INSTRUCTIONS FOR THE TASK ▸ Copy the part of the forum thread on printing spot colors from "It's better to" up to and including "as cyan only?", word for word.

[TEXT SHOWN — start]

For some reason no matter what I do I cannot get my printer to print spot colors through cs2. I have tried making color swatches that are
%100 c,m,y or k and %0 all the others and my printer still prints a full spectrum of all to produce the colors. Also is there a way of making a gradient with spot colors?
Thanks in advance.


New Member
are you talking about a solvent printer?

are you using a RIP or printing directly through CS2?


It's better to have two hands than one glove.
I assume the you're using some sort of RIP.

How are your rendering intents set? If you want to print spot colors then you should set your rendering intents to 'Spot', or 'Saturation' if 'Spot' isn't an option. This should circumvent any color correction associated with all of the other flavors of rendering intent.

I routinely keep all of my rendering intents set to 'Spot' except for bitmaps, which is set to 'Perceptual'. That way, except for bitmaps, what I specify is pretty much what I get.


New Member
Which Adobe program are you using?

Are you saying that if you make a filled shape with color set at 100%C 0%M 0%Y 0%B your printer is not printing it out as cyan only?

Spot color swatches in Illustrator or Photoshop are selected from the Pantone libraries. The spot colors will still print out on an inkjet in CMYK (or the 6 or 8 color version depending on your printers ink set), because that is how these printers print. How true the color is depends on whether the chosen spot color is within the color gamut of the device and color space used.

The only way to print a spot color as a spot color is to use a printing or screen press with the ink formulated as that spot color.

With Illustrator, I have had better color matching on my printer by converting the spot color swatch to CMYK before printing, but I don't know if that will help you.

Fred Weiss

Merchant Member
To print spot colors to your PC-60, you will probably need to use your FlexiSign to do it. Flexi has the capability to "map" spot colors such as are used by Roland, Summa and Gerber thermal printers. Once mapped, then Flexi's Production Manager will ask for each spot color cartridge as it needs to print them. At least that's how it works with my Gerber Edge.

[TEXT SHOWN — finish]
[DATA RECORDS — start]

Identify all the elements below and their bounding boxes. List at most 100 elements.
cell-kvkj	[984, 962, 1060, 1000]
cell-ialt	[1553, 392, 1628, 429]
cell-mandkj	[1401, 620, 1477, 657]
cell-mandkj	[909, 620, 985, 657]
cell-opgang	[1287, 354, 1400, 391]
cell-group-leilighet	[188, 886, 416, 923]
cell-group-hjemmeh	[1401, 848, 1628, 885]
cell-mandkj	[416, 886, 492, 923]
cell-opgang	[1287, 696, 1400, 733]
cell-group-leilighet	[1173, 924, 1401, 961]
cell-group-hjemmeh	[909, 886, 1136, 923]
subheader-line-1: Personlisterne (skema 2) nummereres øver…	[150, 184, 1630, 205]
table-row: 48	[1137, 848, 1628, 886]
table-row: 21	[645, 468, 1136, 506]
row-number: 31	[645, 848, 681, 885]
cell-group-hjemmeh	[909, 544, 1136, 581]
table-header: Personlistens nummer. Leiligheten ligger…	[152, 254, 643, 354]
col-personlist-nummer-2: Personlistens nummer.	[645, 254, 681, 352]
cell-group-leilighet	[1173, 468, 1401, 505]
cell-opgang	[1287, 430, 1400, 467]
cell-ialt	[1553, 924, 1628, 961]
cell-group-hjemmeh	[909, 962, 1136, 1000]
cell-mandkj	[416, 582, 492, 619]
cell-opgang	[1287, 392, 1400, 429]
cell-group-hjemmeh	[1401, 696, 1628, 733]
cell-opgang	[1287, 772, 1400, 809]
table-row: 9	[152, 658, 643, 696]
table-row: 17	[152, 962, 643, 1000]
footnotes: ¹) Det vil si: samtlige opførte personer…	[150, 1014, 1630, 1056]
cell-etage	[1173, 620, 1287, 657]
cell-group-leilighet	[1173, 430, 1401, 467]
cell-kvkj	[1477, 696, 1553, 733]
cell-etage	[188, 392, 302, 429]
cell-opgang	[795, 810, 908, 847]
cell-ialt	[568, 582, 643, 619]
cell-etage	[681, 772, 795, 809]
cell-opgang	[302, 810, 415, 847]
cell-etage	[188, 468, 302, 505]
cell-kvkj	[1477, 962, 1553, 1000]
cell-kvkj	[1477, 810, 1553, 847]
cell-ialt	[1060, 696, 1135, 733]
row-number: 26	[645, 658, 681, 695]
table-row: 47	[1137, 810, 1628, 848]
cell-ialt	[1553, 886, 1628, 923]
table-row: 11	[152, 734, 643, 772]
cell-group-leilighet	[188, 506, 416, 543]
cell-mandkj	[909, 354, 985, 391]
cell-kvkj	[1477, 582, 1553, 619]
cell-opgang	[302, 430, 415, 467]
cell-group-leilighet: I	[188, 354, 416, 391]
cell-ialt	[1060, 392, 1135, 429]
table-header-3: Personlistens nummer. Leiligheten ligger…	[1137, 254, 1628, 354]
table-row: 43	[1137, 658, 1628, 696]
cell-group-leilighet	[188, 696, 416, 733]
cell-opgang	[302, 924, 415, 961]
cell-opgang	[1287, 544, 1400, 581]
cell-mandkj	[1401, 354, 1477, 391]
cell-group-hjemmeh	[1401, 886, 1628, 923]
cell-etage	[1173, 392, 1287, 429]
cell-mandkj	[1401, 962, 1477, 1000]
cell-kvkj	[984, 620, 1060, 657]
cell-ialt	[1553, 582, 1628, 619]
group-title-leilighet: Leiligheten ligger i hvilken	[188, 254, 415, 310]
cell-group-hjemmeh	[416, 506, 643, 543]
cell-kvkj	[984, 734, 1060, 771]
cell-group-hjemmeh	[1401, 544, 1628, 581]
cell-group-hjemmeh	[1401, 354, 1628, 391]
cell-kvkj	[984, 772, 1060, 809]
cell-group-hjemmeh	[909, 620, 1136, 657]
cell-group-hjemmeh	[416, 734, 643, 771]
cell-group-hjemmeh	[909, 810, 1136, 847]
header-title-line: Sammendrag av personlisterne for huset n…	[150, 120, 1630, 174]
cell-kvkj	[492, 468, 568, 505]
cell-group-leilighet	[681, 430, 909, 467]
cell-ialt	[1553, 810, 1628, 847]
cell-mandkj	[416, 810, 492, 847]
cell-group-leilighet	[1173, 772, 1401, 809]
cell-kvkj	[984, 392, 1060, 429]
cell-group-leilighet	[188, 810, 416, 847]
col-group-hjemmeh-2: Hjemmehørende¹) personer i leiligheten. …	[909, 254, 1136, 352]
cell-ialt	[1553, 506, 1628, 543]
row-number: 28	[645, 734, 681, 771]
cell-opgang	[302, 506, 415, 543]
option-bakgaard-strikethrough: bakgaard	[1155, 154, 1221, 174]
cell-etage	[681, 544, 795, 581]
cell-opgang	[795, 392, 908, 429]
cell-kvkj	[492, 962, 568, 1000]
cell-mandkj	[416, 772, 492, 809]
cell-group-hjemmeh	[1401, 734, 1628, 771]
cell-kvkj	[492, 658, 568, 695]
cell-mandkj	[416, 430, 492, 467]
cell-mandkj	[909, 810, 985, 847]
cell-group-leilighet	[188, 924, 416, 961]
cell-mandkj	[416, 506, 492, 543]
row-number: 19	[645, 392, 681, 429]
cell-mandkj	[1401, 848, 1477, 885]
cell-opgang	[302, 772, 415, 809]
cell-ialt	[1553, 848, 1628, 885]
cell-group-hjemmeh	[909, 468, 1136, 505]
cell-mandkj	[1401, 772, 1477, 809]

[DATA RECORDS — finish]

EXERCISE SOLUTION ▸
It's better to have two hands than one glove.
I assume the you're using some sort of RIP.

How are your rendering intents set? If you want to print spot colors then you should set your rendering intents to 'Spot', or 'Saturation' if 'Spot' isn't an option. This should circumvent any color correction associated with all of the other flavors of rendering intent.

I routinely keep all of my rendering intents set to 'Spot' except for bitmaps, which is set to 'Perceptual'. That way, except for bitmaps, what I specify is pretty much what I get.


New Member
Which Adobe program are you using?

Are you saying that if you make a filled shape with color set at 100%C 0%M 0%Y 0%B your printer is not printing it out as cyan only?